▸ **DIRECTIONS**: Keep only the lines that hold the string "uertimus", filtering out the rest of the entries below.

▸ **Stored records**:
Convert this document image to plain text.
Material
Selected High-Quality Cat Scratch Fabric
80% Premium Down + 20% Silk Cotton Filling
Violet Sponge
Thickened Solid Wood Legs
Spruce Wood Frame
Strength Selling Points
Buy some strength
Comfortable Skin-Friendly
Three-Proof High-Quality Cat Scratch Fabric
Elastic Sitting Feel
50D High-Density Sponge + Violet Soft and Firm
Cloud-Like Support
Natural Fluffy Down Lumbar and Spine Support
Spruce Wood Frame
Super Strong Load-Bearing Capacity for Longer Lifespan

* * *

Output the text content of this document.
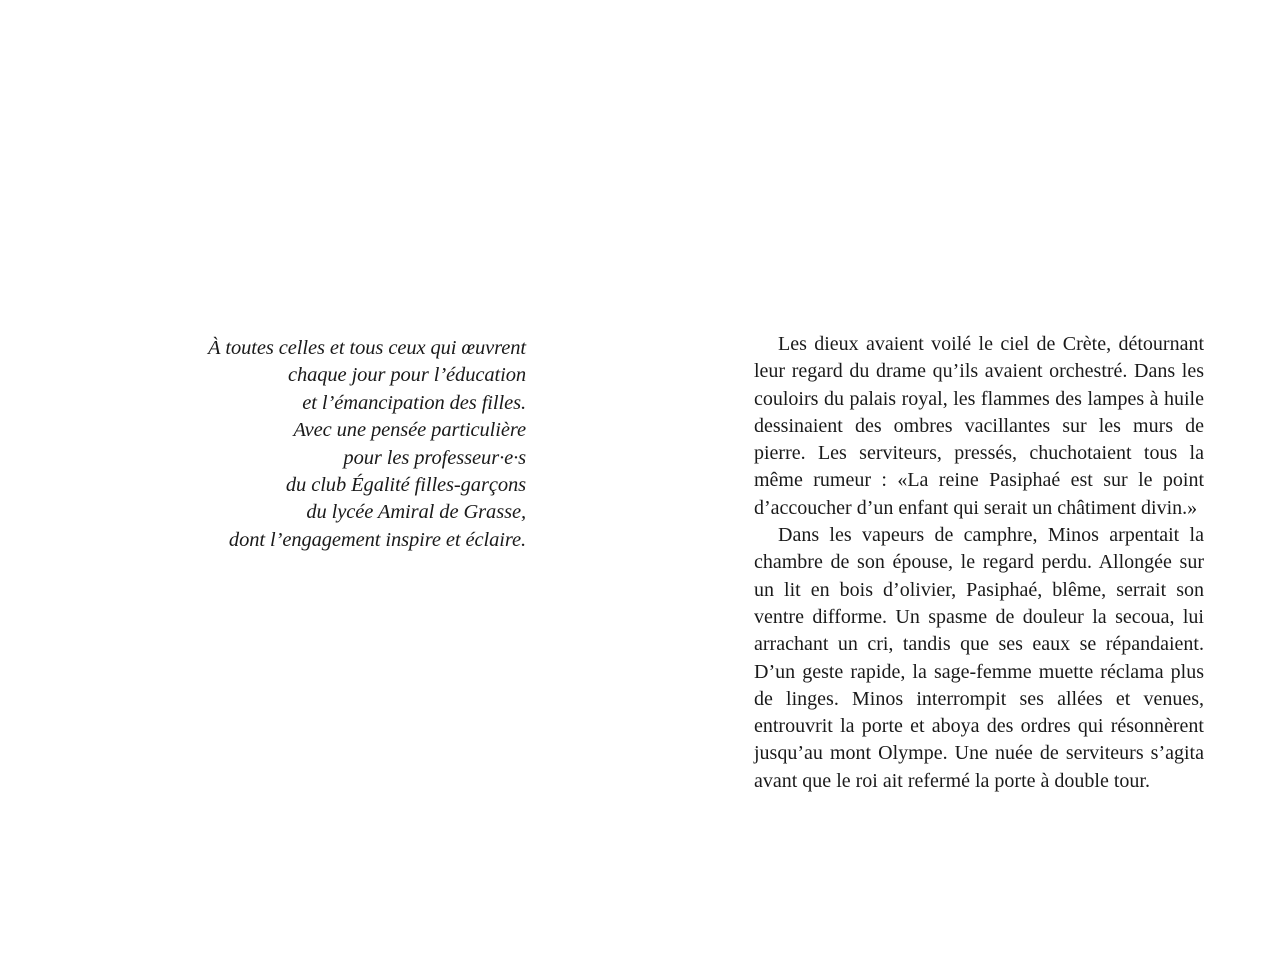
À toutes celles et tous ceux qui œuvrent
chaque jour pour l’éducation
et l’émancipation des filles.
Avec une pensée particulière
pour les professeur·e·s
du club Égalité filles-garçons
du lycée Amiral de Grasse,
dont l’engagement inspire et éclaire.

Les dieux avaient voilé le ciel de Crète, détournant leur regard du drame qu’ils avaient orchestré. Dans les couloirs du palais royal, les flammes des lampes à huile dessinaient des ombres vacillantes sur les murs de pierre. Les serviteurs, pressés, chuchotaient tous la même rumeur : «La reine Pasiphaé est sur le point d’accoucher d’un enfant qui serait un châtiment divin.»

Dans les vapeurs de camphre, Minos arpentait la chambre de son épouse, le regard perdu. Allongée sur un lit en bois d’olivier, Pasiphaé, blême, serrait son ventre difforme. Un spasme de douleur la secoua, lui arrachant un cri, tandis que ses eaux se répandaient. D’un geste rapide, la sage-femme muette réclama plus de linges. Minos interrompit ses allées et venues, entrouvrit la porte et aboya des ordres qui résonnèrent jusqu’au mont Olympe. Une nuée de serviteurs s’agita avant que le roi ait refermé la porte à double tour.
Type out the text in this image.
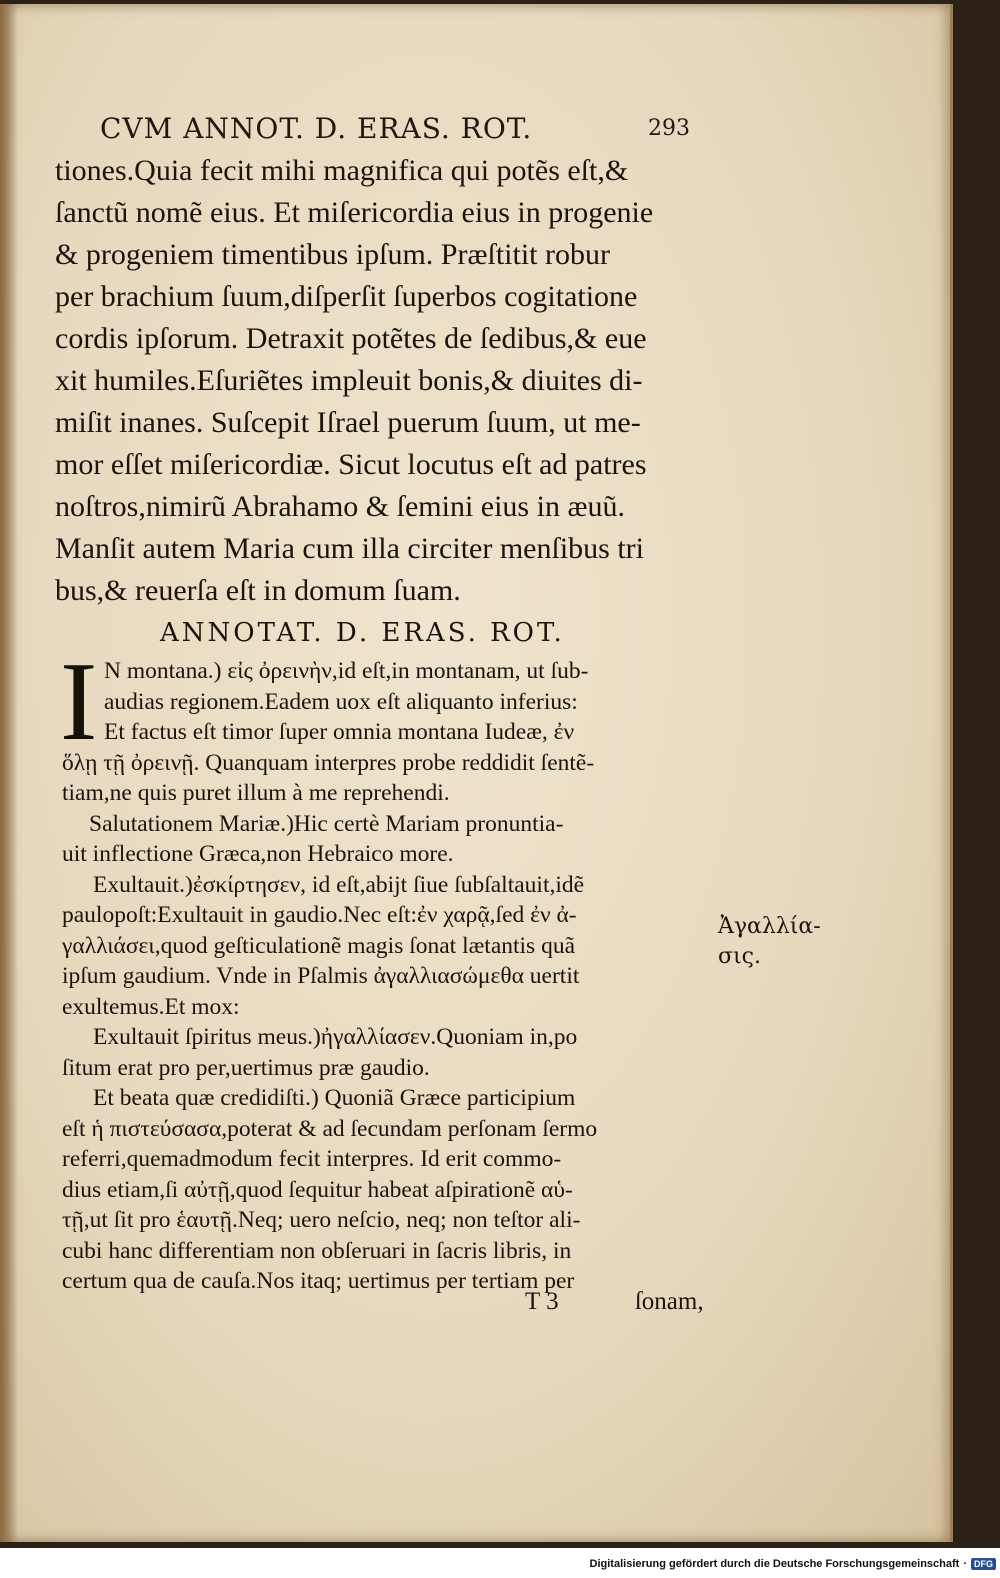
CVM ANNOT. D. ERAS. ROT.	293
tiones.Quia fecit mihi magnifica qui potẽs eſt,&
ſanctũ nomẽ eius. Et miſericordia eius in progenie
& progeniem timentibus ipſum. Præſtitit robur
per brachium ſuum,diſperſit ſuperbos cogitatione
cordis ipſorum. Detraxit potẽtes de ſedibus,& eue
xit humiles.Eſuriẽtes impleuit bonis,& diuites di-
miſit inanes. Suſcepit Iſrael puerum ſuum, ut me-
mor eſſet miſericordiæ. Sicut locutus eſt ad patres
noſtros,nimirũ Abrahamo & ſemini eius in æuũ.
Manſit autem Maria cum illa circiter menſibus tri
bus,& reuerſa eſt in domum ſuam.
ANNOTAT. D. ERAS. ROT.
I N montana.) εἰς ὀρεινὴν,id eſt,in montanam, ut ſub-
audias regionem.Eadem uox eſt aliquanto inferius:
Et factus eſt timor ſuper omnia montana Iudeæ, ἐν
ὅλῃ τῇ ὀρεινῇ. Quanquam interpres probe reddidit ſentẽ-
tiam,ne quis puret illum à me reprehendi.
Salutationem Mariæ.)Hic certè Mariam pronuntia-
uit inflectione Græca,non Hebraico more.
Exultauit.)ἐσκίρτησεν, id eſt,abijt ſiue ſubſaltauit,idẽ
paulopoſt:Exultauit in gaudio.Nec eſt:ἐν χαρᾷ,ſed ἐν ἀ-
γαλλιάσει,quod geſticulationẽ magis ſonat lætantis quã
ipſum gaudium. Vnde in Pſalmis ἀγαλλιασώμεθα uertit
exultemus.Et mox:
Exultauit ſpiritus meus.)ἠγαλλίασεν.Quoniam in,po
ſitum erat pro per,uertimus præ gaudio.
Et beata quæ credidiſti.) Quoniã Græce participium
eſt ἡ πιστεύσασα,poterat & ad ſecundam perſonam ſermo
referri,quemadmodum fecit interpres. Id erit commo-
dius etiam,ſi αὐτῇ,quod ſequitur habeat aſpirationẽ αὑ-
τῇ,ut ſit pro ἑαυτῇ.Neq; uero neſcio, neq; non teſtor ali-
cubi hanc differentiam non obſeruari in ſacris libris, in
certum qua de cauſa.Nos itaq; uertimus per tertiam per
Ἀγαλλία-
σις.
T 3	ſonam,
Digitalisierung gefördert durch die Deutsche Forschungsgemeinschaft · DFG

▸ **EXERCISE OUTPUT**:
ſitum erat pro per,uertimus præ gaudio.
certum qua de cauſa.Nos itaq; uertimus per tertiam per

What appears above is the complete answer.